PROBLEM SET >>
1. Name every judge listed in the "Before" line of the Garner v. State court opinion.
2. Continue the Garner v. State court opinion from the point where it ends.

SOURCE PASSAGE >>
═══
Garner v. State, No. 26, September Term, 2009 (Md. App. 5/18/2010)
Decision Date | 18 May 2010 |
Docket Number | No. 26, September Term, 2009.,26, September Term, 2009. |
Parties | ALPHONSO GARNER, v. STATE OF MARYLAND. |
Court | Court of Special Appeals of Maryland |
Before Bell, C.J., Harrell, Battaglia, Greene, Murphy, Adkins, Barbera, JJ.
Opinion by MURPHY, J., which Harrell, J., joins Part II only. Bell, C.J., and Harrell, J., Dissent.
In the Circuit Court for Queen Anne's County, a jury convicted Alphonso Garner, Petitioner, of possession of cocaine with intent to distribute and related offenses. Although Petitioner concedes that the State's evidence was sufficient to establish that he committed those offenses on the afternoon of June 22, 2006, he argues that there are two reasons why he is entitled to a new trial: (1) the Circuit Court erroneously admitted hearsay evidence of what was said by an unknown person who had placed a call to Petitioner's cell phone, and (2) the Circuit Court failed to comply with the requirements of Md. Rule 4-215 when ruling on Petitioner's request to discharge his trial counsel.
After those arguments were rejected by the Court of Special Appeals in Garner v. State, 183 Md. App. 122, 960 A.2d 646 (2008), Petitioner requested that this Court issue a writ of certiorari to answer four questions:
1. Did the Court of Special Appeals, purporting to rein in the "expansionist tide that produced" this Court's decisions in Stoddard [v. State, 389 Md. 681, 887 A.2d 564 (2005)] and Bernadyn [v. State, 390 Md. 1, 887 A.2d 602 (2005)], err in holding that an out-of-court statement by a non-testifying, unnamed caller to Petitioner's cell phone in which the caller said, "can I get a 40," was not hearsay?
2. Where Petitioner unequivocally expressed a desire to discharge counsel, the trial court ruled that he could do so, and the docket entry reads: "[c]ourt finds defendant has a right to proceed without counsel today and [attorney] may advise," did the Court of Special Appeals err in holding that counsel was not "discharged" for purposes of Rule 4-215, because Petitioner responded affirmatively when the trial court asked him, "[w]ould you like me to have him [the attorney] stay to be — sit next to you at the trial table to be on call if you need his help during the trial," and the attorney participated in all stages of the trial?
3. Is the State precluded from arguing that counsel was not "discharged" by the prosecutor's concession at the motion for new trial hearing that "the court allowed [the attorney] to stay to assist"?
4. Did the trial court fail to comply with the requirements of Maryland Rule 4-215?
═══
[Layout element annotations]
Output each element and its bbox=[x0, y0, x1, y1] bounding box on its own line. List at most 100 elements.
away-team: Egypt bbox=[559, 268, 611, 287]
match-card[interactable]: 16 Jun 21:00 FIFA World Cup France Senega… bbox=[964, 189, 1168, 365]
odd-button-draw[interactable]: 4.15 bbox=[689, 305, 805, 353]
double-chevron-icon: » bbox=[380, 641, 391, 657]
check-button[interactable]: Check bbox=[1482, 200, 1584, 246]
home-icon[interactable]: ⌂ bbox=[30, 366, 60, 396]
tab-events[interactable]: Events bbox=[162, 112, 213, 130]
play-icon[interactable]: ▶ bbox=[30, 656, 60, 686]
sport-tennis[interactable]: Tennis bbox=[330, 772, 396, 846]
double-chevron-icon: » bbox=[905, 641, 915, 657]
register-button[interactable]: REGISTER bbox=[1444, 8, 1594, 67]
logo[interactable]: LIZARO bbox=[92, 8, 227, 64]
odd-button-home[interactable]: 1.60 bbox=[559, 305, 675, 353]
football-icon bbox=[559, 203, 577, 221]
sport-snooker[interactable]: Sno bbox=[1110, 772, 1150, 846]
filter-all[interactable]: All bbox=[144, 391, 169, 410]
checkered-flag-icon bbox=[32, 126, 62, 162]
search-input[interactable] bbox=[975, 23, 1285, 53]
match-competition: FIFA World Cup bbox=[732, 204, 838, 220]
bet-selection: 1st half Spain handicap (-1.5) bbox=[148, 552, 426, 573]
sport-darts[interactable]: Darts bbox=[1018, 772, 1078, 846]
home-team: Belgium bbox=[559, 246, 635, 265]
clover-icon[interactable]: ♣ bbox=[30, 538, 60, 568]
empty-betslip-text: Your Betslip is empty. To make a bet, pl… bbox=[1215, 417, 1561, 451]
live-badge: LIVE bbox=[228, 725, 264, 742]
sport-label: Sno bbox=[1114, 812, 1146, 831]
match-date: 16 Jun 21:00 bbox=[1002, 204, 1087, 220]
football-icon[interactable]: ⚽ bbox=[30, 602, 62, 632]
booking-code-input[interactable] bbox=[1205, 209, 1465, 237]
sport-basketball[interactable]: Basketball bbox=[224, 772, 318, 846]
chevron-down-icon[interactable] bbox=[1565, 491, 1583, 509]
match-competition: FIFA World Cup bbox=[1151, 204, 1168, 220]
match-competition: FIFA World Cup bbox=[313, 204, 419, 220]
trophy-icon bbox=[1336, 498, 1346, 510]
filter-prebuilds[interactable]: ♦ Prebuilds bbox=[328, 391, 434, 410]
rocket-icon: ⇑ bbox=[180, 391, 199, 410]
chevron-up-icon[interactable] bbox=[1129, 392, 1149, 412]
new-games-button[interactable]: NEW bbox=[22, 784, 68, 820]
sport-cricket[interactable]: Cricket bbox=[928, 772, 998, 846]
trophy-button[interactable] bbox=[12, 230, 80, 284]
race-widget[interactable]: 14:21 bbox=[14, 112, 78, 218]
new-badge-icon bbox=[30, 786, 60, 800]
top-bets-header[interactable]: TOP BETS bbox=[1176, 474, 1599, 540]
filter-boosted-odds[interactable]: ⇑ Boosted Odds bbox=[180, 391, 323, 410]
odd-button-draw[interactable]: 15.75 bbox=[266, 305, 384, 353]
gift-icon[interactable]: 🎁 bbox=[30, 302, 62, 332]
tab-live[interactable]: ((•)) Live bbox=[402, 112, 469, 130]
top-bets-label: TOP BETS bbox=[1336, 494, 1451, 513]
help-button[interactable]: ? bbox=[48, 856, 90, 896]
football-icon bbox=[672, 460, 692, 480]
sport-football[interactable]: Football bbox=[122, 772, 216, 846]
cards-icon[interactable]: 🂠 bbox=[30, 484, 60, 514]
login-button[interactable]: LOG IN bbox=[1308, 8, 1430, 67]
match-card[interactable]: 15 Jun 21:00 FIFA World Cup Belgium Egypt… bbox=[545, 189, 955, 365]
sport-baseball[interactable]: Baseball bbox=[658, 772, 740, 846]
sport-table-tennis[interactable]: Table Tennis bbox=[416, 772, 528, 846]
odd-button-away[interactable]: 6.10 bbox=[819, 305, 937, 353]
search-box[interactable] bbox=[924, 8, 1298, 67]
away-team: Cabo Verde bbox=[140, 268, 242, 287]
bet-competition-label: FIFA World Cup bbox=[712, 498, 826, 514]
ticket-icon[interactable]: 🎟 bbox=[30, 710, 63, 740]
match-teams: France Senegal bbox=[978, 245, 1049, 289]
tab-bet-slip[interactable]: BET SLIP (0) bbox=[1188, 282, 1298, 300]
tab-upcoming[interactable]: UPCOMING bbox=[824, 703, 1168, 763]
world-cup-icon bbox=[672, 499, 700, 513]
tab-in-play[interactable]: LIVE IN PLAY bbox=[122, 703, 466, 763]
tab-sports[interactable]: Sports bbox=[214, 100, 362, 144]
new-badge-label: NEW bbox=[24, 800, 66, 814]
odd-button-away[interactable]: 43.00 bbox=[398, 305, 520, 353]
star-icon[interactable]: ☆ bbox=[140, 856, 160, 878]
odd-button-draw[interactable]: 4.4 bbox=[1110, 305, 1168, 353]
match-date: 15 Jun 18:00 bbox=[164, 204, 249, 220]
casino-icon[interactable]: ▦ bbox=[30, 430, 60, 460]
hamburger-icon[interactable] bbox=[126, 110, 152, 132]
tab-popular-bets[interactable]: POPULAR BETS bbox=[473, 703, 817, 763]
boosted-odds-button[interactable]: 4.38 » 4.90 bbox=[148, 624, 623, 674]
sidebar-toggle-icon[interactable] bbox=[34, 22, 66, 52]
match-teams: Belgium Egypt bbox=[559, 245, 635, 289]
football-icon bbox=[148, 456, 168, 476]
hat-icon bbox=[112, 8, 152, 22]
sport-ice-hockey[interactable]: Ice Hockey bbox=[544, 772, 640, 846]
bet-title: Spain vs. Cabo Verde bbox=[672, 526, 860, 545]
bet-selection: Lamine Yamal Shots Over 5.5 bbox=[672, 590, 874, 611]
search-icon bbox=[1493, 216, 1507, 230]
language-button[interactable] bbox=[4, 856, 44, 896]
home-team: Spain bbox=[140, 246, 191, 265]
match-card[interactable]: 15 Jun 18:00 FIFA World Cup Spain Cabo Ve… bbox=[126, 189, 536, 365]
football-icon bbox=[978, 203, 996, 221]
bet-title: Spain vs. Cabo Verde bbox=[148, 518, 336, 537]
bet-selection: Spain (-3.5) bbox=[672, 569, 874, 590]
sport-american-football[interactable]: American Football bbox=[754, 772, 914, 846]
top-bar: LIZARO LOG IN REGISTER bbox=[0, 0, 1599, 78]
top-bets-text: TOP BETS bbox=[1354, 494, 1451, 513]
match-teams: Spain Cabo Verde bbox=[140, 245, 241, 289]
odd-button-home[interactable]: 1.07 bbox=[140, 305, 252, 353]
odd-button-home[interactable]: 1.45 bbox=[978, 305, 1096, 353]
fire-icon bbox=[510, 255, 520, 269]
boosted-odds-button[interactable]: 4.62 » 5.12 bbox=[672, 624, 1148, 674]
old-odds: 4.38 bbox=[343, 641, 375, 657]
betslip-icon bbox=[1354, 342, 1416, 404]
═══
RESULTS FOR THE EXERCISE >>
1. Bell (C.J.), Harrell, Battaglia, Greene, Murphy, Adkins, Barbera

2.
That request was granted. 408 Md. 148, 968 A.2d 1064 (2009). For the reasons that follow, we hold that (1) the "out-of-court statement by a non-testifying, unnamed caller to Petitioner's cell phone in which the caller said, `can I get a 40,'" was properly received into evidence, and (2) it is clear from a review of the trial transcript that Petitioner is not entitled to a new trial on the ground that a docket entry indicated a "finding" by the Circuit Court that Petitioner "has a right to proceed without counsel today and [Petitioner's trial counsel] may advise." We shall therefore affirm the judgments of the Circuit Court.
Factual Background
I.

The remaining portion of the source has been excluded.